"""

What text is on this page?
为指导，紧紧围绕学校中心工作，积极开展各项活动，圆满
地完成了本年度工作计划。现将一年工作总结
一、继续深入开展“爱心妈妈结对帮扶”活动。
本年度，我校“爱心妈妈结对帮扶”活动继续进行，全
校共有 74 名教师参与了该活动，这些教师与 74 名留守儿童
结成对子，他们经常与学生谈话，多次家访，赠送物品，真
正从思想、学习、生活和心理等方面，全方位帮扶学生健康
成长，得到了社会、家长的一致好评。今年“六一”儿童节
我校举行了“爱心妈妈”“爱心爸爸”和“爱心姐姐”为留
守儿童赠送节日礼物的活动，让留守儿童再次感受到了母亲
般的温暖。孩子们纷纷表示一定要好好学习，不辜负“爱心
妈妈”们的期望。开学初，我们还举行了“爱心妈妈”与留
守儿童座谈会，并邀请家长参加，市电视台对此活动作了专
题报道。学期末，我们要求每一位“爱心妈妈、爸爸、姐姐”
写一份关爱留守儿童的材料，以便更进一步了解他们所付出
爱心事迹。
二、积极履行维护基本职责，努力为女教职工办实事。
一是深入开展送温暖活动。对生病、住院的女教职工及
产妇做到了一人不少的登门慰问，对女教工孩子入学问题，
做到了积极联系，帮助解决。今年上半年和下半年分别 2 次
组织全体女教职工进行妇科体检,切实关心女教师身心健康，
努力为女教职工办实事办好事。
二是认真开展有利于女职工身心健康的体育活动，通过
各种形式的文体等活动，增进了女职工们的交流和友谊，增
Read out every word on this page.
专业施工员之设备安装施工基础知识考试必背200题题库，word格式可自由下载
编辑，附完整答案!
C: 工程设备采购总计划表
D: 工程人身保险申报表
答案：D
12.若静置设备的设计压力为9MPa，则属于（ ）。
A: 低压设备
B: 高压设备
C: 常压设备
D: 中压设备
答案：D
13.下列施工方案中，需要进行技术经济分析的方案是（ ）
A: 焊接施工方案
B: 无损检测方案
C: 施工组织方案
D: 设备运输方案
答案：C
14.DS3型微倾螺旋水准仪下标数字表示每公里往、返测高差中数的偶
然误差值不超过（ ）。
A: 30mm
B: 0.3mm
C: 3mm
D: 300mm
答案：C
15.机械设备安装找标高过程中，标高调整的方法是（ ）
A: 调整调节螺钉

"""

— Description of the task —
Copy each line above that contains the string "爱心妈妈结对帮扶".

— Final result —
一、继续深入开展“爱心妈妈结对帮扶”活动。
本年度，我校“爱心妈妈结对帮扶”活动继续进行，全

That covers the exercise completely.